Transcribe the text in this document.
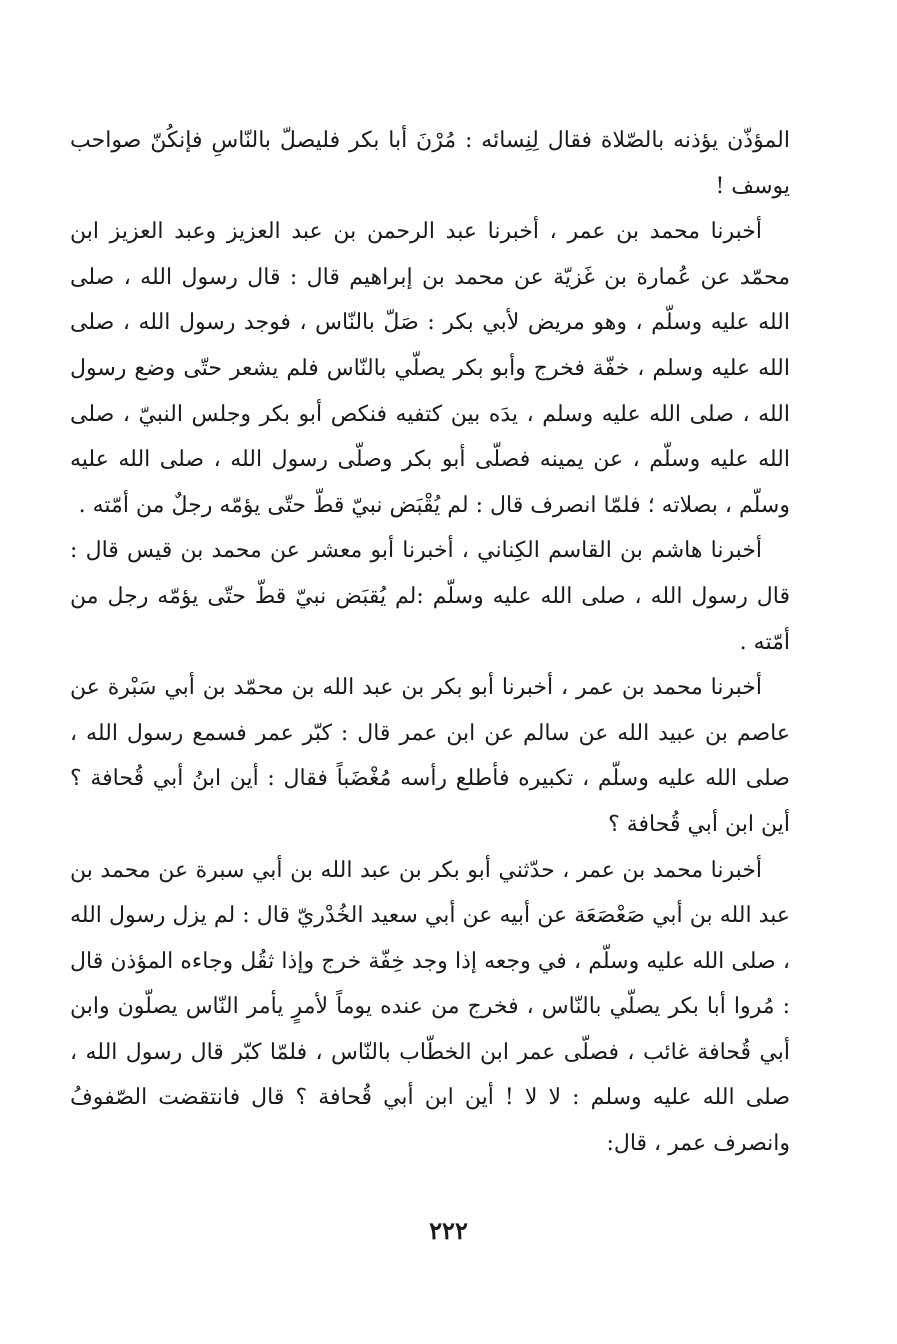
المؤذّن يؤذنه بالصّلاة فقال لِنِسائه : مُرْنَ أبا بكر فليصلّ بالنّاسِ فإنكُنّ صواحب يوسف !

أخبرنا محمد بن عمر ، أخبرنا عبد الرحمن بن عبد العزيز وعبد العزيز ابن محمّد عن عُمارة بن غَزيّة عن محمد بن إبراهيم قال : قال رسول الله ، صلى الله عليه وسلّم ، وهو مريض لأبي بكر : صَلّ بالنّاس ، فوجد رسول الله ، صلى الله عليه وسلم ، خفّة فخرج وأبو بكر يصلّي بالنّاس فلم يشعر حتّى وضع رسول الله ، صلى الله عليه وسلم ، يدَه بين كتفيه فنكص أبو بكر وجلس النبيّ ، صلى الله عليه وسلّم ، عن يمينه فصلّى أبو بكر وصلّى رسول الله ، صلى الله عليه وسلّم ، بصلاته ؛ فلمّا انصرف قال : لم يُقْبَض نبيّ قطّ حتّى يؤمّه رجلٌ من أمّته .

أخبرنا هاشم بن القاسم الكِناني ، أخبرنا أبو معشر عن محمد بن قيس قال : قال رسول الله ، صلى الله عليه وسلّم :لم يُقبَض نبيّ قطّ حتّى يؤمّه رجل من أمّته .

أخبرنا محمد بن عمر ، أخبرنا أبو بكر بن عبد الله بن محمّد بن أبي سَبْرة عن عاصم بن عبيد الله عن سالم عن ابن عمر قال : كبّر عمر فسمع رسول الله ، صلى الله عليه وسلّم ، تكبيره فأطلع رأسه مُغْضَباً فقال : أين ابنُ أبي قُحافة ؟ أين ابن أبي قُحافة ؟

أخبرنا محمد بن عمر ، حدّثني أبو بكر بن عبد الله بن أبي سبرة عن محمد بن عبد الله بن أبي صَعْصَعَة عن أبيه عن أبي سعيد الخُدْريّ قال : لم يزل رسول الله ، صلى الله عليه وسلّم ، في وجعه إذا وجد خِفّة خرج وإذا ثقُل وجاءه المؤذن قال : مُروا أبا بكر يصلّي بالنّاس ، فخرج من عنده يوماً لأمرٍ يأمر النّاس يصلّون وابن أبي قُحافة غائب ، فصلّى عمر ابن الخطّاب بالنّاس ، فلمّا كبّر قال رسول الله ، صلى الله عليه وسلم : لا لا ! أين ابن أبي قُحافة ؟ قال فانتقضت الصّفوفُ وانصرف عمر ، قال:

٢٢٢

◇ ◇ ◇

*Stated exercise*
Leave out the pictures and copy everything else in the records word for word.

*Result for this task*
Transcribe the text in this document.
المؤذّن يؤذنه بالصّلاة فقال لِنِسائه : مُرْنَ أبا بكر فليصلّ بالنّاسِ فإنكُنّ صواحب يوسف !

أخبرنا محمد بن عمر ، أخبرنا عبد الرحمن بن عبد العزيز وعبد العزيز ابن محمّد عن عُمارة بن غَزيّة عن محمد بن إبراهيم قال : قال رسول الله ، صلى الله عليه وسلّم ، وهو مريض لأبي بكر : صَلّ بالنّاس ، فوجد رسول الله ، صلى الله عليه وسلم ، خفّة فخرج وأبو بكر يصلّي بالنّاس فلم يشعر حتّى وضع رسول الله ، صلى الله عليه وسلم ، يدَه بين كتفيه فنكص أبو بكر وجلس النبيّ ، صلى الله عليه وسلّم ، عن يمينه فصلّى أبو بكر وصلّى رسول الله ، صلى الله عليه وسلّم ، بصلاته ؛ فلمّا انصرف قال : لم يُقْبَض نبيّ قطّ حتّى يؤمّه رجلٌ من أمّته .

أخبرنا هاشم بن القاسم الكِناني ، أخبرنا أبو معشر عن محمد بن قيس قال : قال رسول الله ، صلى الله عليه وسلّم :لم يُقبَض نبيّ قطّ حتّى يؤمّه رجل من أمّته .

أخبرنا محمد بن عمر ، أخبرنا أبو بكر بن عبد الله بن محمّد بن أبي سَبْرة عن عاصم بن عبيد الله عن سالم عن ابن عمر قال : كبّر عمر فسمع رسول الله ، صلى الله عليه وسلّم ، تكبيره فأطلع رأسه مُغْضَباً فقال : أين ابنُ أبي قُحافة ؟ أين ابن أبي قُحافة ؟

أخبرنا محمد بن عمر ، حدّثني أبو بكر بن عبد الله بن أبي سبرة عن محمد بن عبد الله بن أبي صَعْصَعَة عن أبيه عن أبي سعيد الخُدْريّ قال : لم يزل رسول الله ، صلى الله عليه وسلّم ، في وجعه إذا وجد خِفّة خرج وإذا ثقُل وجاءه المؤذن قال : مُروا أبا بكر يصلّي بالنّاس ، فخرج من عنده يوماً لأمرٍ يأمر النّاس يصلّون وابن أبي قُحافة غائب ، فصلّى عمر ابن الخطّاب بالنّاس ، فلمّا كبّر قال رسول الله ، صلى الله عليه وسلم : لا لا ! أين ابن أبي قُحافة ؟ قال فانتقضت الصّفوفُ وانصرف عمر ، قال:

٢٢٢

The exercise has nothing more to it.